BEGIN
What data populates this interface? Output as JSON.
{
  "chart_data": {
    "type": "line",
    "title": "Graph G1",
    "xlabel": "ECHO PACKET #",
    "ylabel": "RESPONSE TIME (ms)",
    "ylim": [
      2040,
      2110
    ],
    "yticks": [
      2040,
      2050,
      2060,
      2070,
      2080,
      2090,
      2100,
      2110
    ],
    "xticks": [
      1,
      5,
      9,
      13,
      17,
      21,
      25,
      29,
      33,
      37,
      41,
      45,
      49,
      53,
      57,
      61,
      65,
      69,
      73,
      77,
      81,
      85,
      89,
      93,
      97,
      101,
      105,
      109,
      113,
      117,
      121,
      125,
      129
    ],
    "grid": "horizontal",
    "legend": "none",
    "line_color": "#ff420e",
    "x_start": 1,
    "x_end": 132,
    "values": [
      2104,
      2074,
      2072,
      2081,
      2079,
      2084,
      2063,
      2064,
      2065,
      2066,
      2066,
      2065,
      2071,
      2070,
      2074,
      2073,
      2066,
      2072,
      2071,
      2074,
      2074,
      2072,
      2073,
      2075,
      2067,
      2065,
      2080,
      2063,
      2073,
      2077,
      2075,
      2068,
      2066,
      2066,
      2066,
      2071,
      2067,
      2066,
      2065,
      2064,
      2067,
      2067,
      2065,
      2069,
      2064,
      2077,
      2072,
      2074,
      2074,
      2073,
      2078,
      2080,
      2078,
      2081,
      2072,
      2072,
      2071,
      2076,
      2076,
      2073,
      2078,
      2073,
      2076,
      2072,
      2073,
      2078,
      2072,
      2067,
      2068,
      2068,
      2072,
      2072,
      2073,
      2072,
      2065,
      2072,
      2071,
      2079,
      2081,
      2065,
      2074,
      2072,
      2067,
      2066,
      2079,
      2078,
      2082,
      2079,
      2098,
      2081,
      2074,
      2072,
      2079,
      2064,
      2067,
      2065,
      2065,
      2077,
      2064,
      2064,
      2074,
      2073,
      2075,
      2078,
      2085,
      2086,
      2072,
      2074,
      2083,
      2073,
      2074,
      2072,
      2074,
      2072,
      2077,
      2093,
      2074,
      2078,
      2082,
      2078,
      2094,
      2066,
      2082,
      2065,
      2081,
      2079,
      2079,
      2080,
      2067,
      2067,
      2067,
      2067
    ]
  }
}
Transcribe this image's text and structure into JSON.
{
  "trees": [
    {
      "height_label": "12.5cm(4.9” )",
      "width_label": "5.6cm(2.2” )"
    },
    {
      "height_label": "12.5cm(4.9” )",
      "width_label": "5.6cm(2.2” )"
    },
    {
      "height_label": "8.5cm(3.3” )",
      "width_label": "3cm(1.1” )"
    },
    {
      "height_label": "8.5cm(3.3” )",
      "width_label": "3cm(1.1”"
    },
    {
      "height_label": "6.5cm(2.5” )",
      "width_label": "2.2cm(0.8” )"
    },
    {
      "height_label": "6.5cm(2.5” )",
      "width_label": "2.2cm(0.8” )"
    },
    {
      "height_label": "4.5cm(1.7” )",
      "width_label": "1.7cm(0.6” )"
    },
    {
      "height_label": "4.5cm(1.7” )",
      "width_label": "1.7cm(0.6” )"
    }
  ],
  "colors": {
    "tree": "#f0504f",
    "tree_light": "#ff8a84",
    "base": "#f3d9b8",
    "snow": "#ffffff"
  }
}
END
Task to carry out. Each entry is to be returned in full, character for character.

Exercise answer.
What data populates this interface? Output as JSON.
{
  "chart_data": {
    "type": "line",
    "title": "Graph G1",
    "xlabel": "ECHO PACKET #",
    "ylabel": "RESPONSE TIME (ms)",
    "ylim": [
      2040,
      2110
    ],
    "yticks": [
      2040,
      2050,
      2060,
      2070,
      2080,
      2090,
      2100,
      2110
    ],
    "xticks": [
      1,
      5,
      9,
      13,
      17,
      21,
      25,
      29,
      33,
      37,
      41,
      45,
      49,
      53,
      57,
      61,
      65,
      69,
      73,
      77,
      81,
      85,
      89,
      93,
      97,
      101,
      105,
      109,
      113,
      117,
      121,
      125,
      129
    ],
    "grid": "horizontal",
    "legend": "none",
    "line_color": "#ff420e",
    "x_start": 1,
    "x_end": 132,
    "values": [
      2104,
      2074,
      2072,
      2081,
      2079,
      2084,
      2063,
      2064,
      2065,
      2066,
      2066,
      2065,
      2071,
      2070,
      2074,
      2073,
      2066,
      2072,
      2071,
      2074,
      2074,
      2072,
      2073,
      2075,
      2067,
      2065,
      2080,
      2063,
      2073,
      2077,
      2075,
      2068,
      2066,
      2066,
      2066,
      2071,
      2067,
      2066,
      2065,
      2064,
      2067,
      2067,
      2065,
      2069,
      2064,
      2077,
      2072,
      2074,
      2074,
      2073,
      2078,
      2080,
      2078,
      2081,
      2072,
      2072,
      2071,
      2076,
      2076,
      2073,
      2078,
      2073,
      2076,
      2072,
      2073,
      2078,
      2072,
      2067,
      2068,
      2068,
      2072,
      2072,
      2073,
      2072,
      2065,
      2072,
      2071,
      2079,
      2081,
      2065,
      2074,
      2072,
      2067,
      2066,
      2079,
      2078,
      2082,
      2079,
      2098,
      2081,
      2074,
      2072,
      2079,
      2064,
      2067,
      2065,
      2065,
      2077,
      2064,
      2064,
      2074,
      2073,
      2075,
      2078,
      2085,
      2086,
      2072,
      2074,
      2083,
      2073,
      2074,
      2072,
      2074,
      2072,
      2077,
      2093,
      2074,
      2078,
      2082,
      2078,
      2094,
      2066,
      2082,
      2065,
      2081,
      2079,
      2079,
      2080,
      2067,
      2067,
      2067,
      2067
    ]
  }
}
Transcribe this image's text and structure into JSON.
{
  "trees": [
    {
      "height_label": "12.5cm(4.9” )",
      "width_label": "5.6cm(2.2” )"
    },
    {
      "height_label": "12.5cm(4.9” )",
      "width_label": "5.6cm(2.2” )"
    },
    {
      "height_label": "8.5cm(3.3” )",
      "width_label": "3cm(1.1” )"
    },
    {
      "height_label": "8.5cm(3.3” )",
      "width_label": "3cm(1.1”"
    },
    {
      "height_label": "6.5cm(2.5” )",
      "width_label": "2.2cm(0.8” )"
    },
    {
      "height_label": "6.5cm(2.5” )",
      "width_label": "2.2cm(0.8” )"
    },
    {
      "height_label": "4.5cm(1.7” )",
      "width_label": "1.7cm(0.6” )"
    },
    {
      "height_label": "4.5cm(1.7” )",
      "width_label": "1.7cm(0.6” )"
    }
  ],
  "colors": {
    "tree": "#f0504f",
    "tree_light": "#ff8a84",
    "base": "#f3d9b8",
    "snow": "#ffffff"
  }
}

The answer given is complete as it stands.